* **What this task involves**
Find every line in the records below that holds the word "Isaba", and copy each one.

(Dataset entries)
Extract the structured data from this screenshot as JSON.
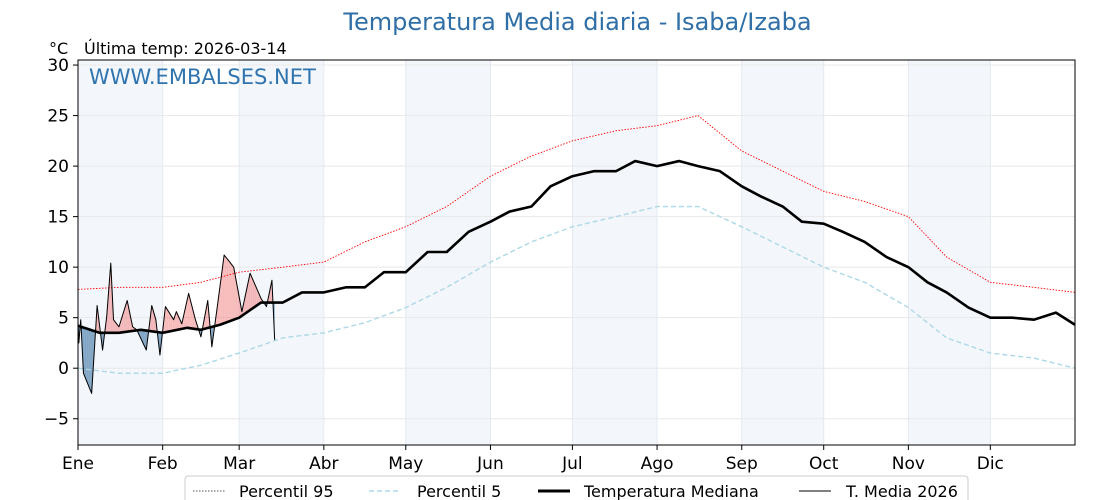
{
  "title": "Temperatura Media diaria - Isaba/Izaba",
  "unit": "°C",
  "last_temp": "Última temp: 2026-03-14",
  "watermark": "WWW.EMBALSES.NET",
  "colors": {
    "title": "#2f6fa6",
    "p95": "#ff0000",
    "p5": "#add8e6",
    "median": "#000000",
    "year": "#000000",
    "above": "#f08080",
    "below": "#1f5f96",
    "band": "#f3f7fc"
  },
  "chart_data": {
    "type": "line",
    "title": "Temperatura Media diaria - Isaba/Izaba",
    "xlabel": "",
    "ylabel": "°C",
    "xlim": [
      0,
      365
    ],
    "ylim": [
      -7.6,
      30.5
    ],
    "yticks": [
      -5,
      0,
      5,
      10,
      15,
      20,
      25,
      30
    ],
    "month_ticks": [
      {
        "label": "Ene",
        "day": 0
      },
      {
        "label": "Feb",
        "day": 31
      },
      {
        "label": "Mar",
        "day": 59
      },
      {
        "label": "Abr",
        "day": 90
      },
      {
        "label": "May",
        "day": 120
      },
      {
        "label": "Jun",
        "day": 151
      },
      {
        "label": "Jul",
        "day": 181
      },
      {
        "label": "Ago",
        "day": 212
      },
      {
        "label": "Sep",
        "day": 243
      },
      {
        "label": "Oct",
        "day": 273
      },
      {
        "label": "Nov",
        "day": 304
      },
      {
        "label": "Dic",
        "day": 334
      }
    ],
    "grid": true,
    "legend_position": "bottom-center",
    "series": [
      {
        "name": "Percentil 95",
        "style": "dotted",
        "points": [
          [
            0,
            7.8
          ],
          [
            15,
            8
          ],
          [
            31,
            8
          ],
          [
            45,
            8.5
          ],
          [
            59,
            9.5
          ],
          [
            75,
            10
          ],
          [
            90,
            10.5
          ],
          [
            105,
            12.5
          ],
          [
            120,
            14
          ],
          [
            135,
            16
          ],
          [
            151,
            19
          ],
          [
            166,
            21
          ],
          [
            181,
            22.5
          ],
          [
            197,
            23.5
          ],
          [
            212,
            24
          ],
          [
            227,
            25
          ],
          [
            243,
            21.5
          ],
          [
            258,
            19.5
          ],
          [
            273,
            17.5
          ],
          [
            288,
            16.5
          ],
          [
            304,
            15
          ],
          [
            318,
            11
          ],
          [
            334,
            8.5
          ],
          [
            350,
            8
          ],
          [
            365,
            7.5
          ]
        ]
      },
      {
        "name": "Percentil 5",
        "style": "dashed",
        "points": [
          [
            0,
            0
          ],
          [
            15,
            -0.5
          ],
          [
            31,
            -0.5
          ],
          [
            45,
            0.3
          ],
          [
            59,
            1.5
          ],
          [
            75,
            3
          ],
          [
            90,
            3.5
          ],
          [
            105,
            4.5
          ],
          [
            120,
            6
          ],
          [
            135,
            8
          ],
          [
            151,
            10.5
          ],
          [
            166,
            12.5
          ],
          [
            181,
            14
          ],
          [
            197,
            15
          ],
          [
            212,
            16
          ],
          [
            227,
            16
          ],
          [
            243,
            14
          ],
          [
            258,
            12
          ],
          [
            273,
            10
          ],
          [
            288,
            8.5
          ],
          [
            304,
            6
          ],
          [
            318,
            3
          ],
          [
            334,
            1.5
          ],
          [
            350,
            1
          ],
          [
            365,
            0
          ]
        ]
      },
      {
        "name": "Temperatura Mediana",
        "style": "solid-thick",
        "points": [
          [
            0,
            4.2
          ],
          [
            8,
            3.5
          ],
          [
            15,
            3.5
          ],
          [
            23,
            3.8
          ],
          [
            31,
            3.5
          ],
          [
            40,
            4
          ],
          [
            45,
            3.8
          ],
          [
            52,
            4.3
          ],
          [
            59,
            5
          ],
          [
            67,
            6.5
          ],
          [
            75,
            6.5
          ],
          [
            82,
            7.5
          ],
          [
            90,
            7.5
          ],
          [
            98,
            8
          ],
          [
            105,
            8
          ],
          [
            112,
            9.5
          ],
          [
            120,
            9.5
          ],
          [
            128,
            11.5
          ],
          [
            135,
            11.5
          ],
          [
            143,
            13.5
          ],
          [
            151,
            14.5
          ],
          [
            158,
            15.5
          ],
          [
            166,
            16
          ],
          [
            173,
            18
          ],
          [
            181,
            19
          ],
          [
            189,
            19.5
          ],
          [
            197,
            19.5
          ],
          [
            204,
            20.5
          ],
          [
            212,
            20
          ],
          [
            220,
            20.5
          ],
          [
            227,
            20
          ],
          [
            235,
            19.5
          ],
          [
            243,
            18
          ],
          [
            250,
            17
          ],
          [
            258,
            16
          ],
          [
            265,
            14.5
          ],
          [
            273,
            14.3
          ],
          [
            280,
            13.5
          ],
          [
            288,
            12.5
          ],
          [
            296,
            11
          ],
          [
            304,
            10
          ],
          [
            311,
            8.5
          ],
          [
            318,
            7.5
          ],
          [
            326,
            6
          ],
          [
            334,
            5
          ],
          [
            342,
            5
          ],
          [
            350,
            4.8
          ],
          [
            358,
            5.5
          ],
          [
            365,
            4.3
          ]
        ]
      },
      {
        "name": "T. Media 2026",
        "style": "solid-thin",
        "points": [
          [
            0,
            4.4
          ],
          [
            0.3,
            2.5
          ],
          [
            1,
            4.8
          ],
          [
            2,
            -0.5
          ],
          [
            5,
            -2.5
          ],
          [
            7,
            6.2
          ],
          [
            9,
            1.8
          ],
          [
            10.5,
            5.1
          ],
          [
            12,
            10.4
          ],
          [
            13,
            4.8
          ],
          [
            15,
            4.1
          ],
          [
            18,
            6.7
          ],
          [
            20,
            4.1
          ],
          [
            21.5,
            3.8
          ],
          [
            25,
            1.8
          ],
          [
            27,
            6.2
          ],
          [
            28.5,
            4.8
          ],
          [
            30,
            1.3
          ],
          [
            32,
            6.1
          ],
          [
            35,
            4.8
          ],
          [
            36,
            5.6
          ],
          [
            38,
            4.4
          ],
          [
            40.5,
            7.4
          ],
          [
            43,
            4.8
          ],
          [
            45,
            3.1
          ],
          [
            47.5,
            6.7
          ],
          [
            49,
            2.1
          ],
          [
            51,
            6.1
          ],
          [
            53.5,
            11.2
          ],
          [
            55,
            10.7
          ],
          [
            57,
            10
          ],
          [
            60,
            5.6
          ],
          [
            63,
            9.4
          ],
          [
            67,
            6.9
          ],
          [
            69,
            6.1
          ],
          [
            71,
            8.7
          ],
          [
            72,
            2.8
          ]
        ]
      }
    ]
  }
}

* **The solution**
  "title": "Temperatura Media diaria - Isaba/Izaba",
    "title": "Temperatura Media diaria - Isaba/Izaba",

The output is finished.